Go through the material below and copy each line where the word "ゴールド" appears.

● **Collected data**
..............................
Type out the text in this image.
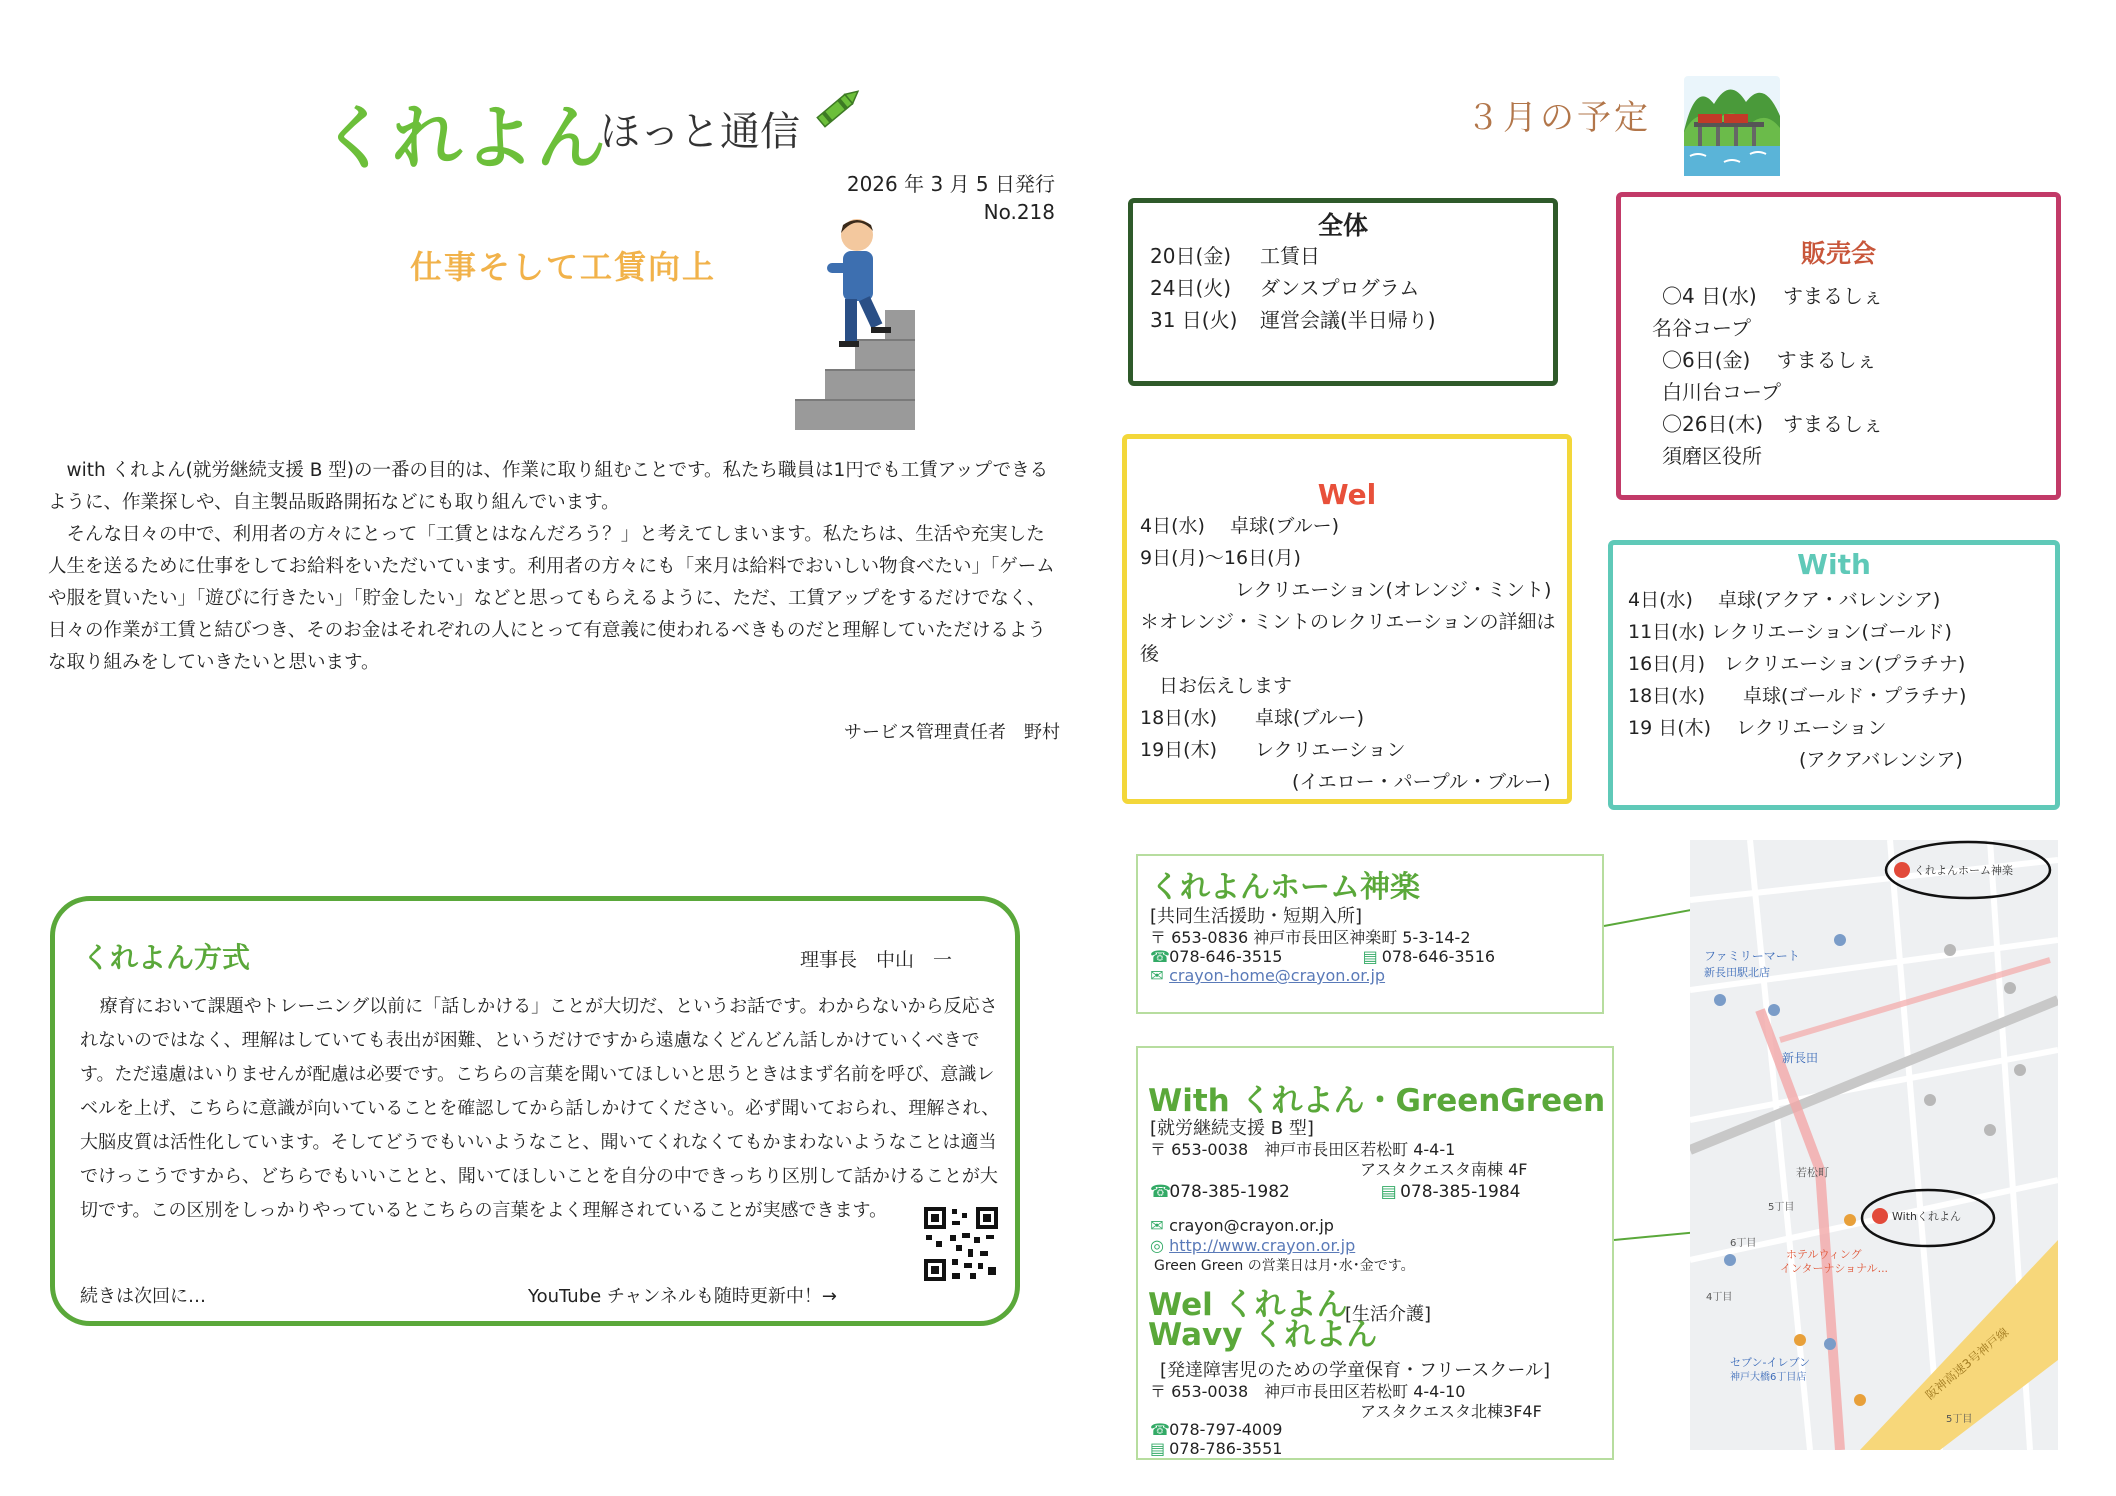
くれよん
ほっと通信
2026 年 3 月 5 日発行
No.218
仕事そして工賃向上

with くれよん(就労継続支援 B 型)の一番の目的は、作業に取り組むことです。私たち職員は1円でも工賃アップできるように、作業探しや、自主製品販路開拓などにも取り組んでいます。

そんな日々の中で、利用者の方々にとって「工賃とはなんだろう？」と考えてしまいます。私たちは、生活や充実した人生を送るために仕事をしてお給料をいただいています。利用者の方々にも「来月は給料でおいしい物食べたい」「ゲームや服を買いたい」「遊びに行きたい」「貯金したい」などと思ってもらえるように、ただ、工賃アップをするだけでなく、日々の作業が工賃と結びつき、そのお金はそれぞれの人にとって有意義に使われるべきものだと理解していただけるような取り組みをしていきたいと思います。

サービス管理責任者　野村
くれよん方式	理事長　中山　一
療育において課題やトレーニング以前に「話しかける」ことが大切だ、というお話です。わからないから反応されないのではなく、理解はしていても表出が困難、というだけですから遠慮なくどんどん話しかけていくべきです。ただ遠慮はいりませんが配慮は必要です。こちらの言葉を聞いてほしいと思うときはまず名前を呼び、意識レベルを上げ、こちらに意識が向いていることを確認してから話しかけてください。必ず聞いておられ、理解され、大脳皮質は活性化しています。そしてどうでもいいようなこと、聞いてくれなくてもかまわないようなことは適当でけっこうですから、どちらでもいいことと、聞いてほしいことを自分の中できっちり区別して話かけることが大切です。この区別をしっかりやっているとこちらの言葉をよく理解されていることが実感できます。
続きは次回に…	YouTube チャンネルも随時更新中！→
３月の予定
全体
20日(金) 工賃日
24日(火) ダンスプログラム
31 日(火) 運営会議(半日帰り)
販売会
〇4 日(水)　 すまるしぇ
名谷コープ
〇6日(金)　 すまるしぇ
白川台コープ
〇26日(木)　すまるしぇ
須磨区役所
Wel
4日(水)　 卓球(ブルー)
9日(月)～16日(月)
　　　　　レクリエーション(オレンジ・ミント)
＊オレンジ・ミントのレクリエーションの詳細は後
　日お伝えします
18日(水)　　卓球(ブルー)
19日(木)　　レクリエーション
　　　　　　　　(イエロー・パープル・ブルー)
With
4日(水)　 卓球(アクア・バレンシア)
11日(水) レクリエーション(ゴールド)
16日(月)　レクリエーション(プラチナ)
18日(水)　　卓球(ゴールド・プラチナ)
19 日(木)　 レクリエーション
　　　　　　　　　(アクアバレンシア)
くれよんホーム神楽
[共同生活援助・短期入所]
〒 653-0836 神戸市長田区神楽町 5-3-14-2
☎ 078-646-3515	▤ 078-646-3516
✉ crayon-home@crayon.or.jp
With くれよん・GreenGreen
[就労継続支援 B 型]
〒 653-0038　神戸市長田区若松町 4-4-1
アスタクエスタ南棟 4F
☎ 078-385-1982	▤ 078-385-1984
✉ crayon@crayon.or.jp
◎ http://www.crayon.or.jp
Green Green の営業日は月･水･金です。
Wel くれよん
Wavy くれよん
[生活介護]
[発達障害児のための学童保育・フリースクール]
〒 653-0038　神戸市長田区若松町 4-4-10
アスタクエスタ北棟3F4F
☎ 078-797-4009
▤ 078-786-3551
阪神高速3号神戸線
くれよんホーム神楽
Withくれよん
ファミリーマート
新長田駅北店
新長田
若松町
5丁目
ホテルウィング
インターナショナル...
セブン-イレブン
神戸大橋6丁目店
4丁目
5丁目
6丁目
..............................
● **Answer in full**
11日(水) レクリエーション(ゴールド)
18日(水)　　卓球(ゴールド・プラチナ)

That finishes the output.